Repeat each line of the material below exactly as it appears, minus any pictures.
---------------
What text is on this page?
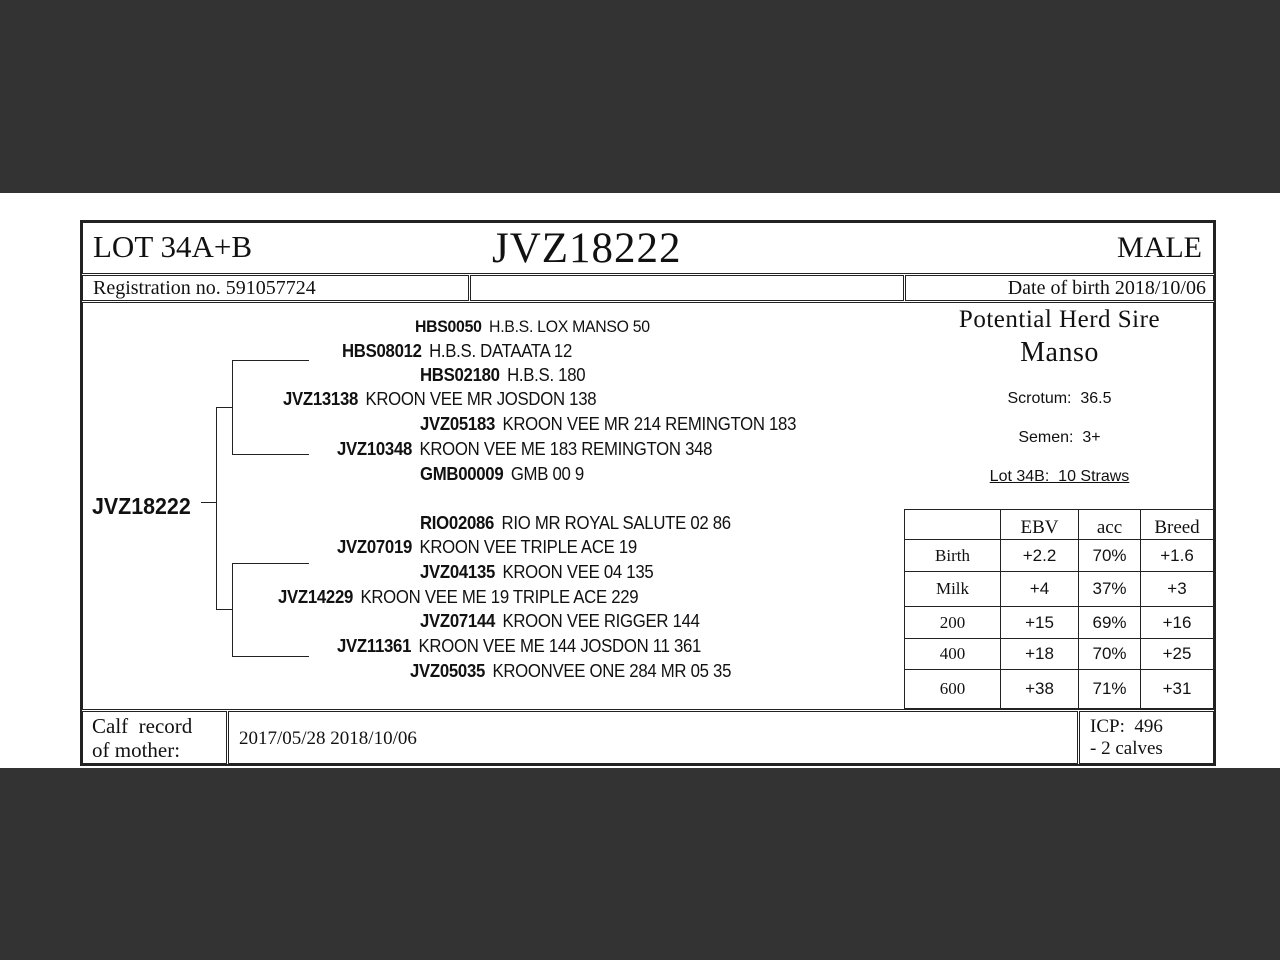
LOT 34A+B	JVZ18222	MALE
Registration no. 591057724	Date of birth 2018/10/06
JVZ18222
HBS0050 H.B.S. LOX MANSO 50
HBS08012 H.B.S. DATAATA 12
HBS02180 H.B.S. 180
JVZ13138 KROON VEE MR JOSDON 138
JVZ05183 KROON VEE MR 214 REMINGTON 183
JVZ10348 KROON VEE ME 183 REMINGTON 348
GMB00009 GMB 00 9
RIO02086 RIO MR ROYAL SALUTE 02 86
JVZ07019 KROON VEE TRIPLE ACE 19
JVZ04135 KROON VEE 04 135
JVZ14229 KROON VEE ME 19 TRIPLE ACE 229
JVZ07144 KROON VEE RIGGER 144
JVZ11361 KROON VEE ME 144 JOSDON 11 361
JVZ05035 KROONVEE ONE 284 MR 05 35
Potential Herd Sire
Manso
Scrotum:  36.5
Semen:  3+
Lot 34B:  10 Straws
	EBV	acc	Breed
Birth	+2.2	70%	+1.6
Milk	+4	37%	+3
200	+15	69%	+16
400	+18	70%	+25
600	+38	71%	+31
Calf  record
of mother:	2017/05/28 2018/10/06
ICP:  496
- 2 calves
---------------
▸ **Task output**
What text is on this page?
LOT 34A+B	JVZ18222	MALE
Registration no. 591057724	Date of birth 2018/10/06
JVZ18222
HBS0050 H.B.S. LOX MANSO 50
HBS08012 H.B.S. DATAATA 12
HBS02180 H.B.S. 180
JVZ13138 KROON VEE MR JOSDON 138
JVZ05183 KROON VEE MR 214 REMINGTON 183
JVZ10348 KROON VEE ME 183 REMINGTON 348
GMB00009 GMB 00 9
RIO02086 RIO MR ROYAL SALUTE 02 86
JVZ07019 KROON VEE TRIPLE ACE 19
JVZ04135 KROON VEE 04 135
JVZ14229 KROON VEE ME 19 TRIPLE ACE 229
JVZ07144 KROON VEE RIGGER 144
JVZ11361 KROON VEE ME 144 JOSDON 11 361
JVZ05035 KROONVEE ONE 284 MR 05 35
Potential Herd Sire
Manso
Scrotum:  36.5
Semen:  3+
Lot 34B:  10 Straws
	EBV	acc	Breed
Birth	+2.2	70%	+1.6
Milk	+4	37%	+3
200	+15	69%	+16
400	+18	70%	+25
600	+38	71%	+31
Calf  record
of mother:	2017/05/28 2018/10/06
ICP:  496
- 2 calves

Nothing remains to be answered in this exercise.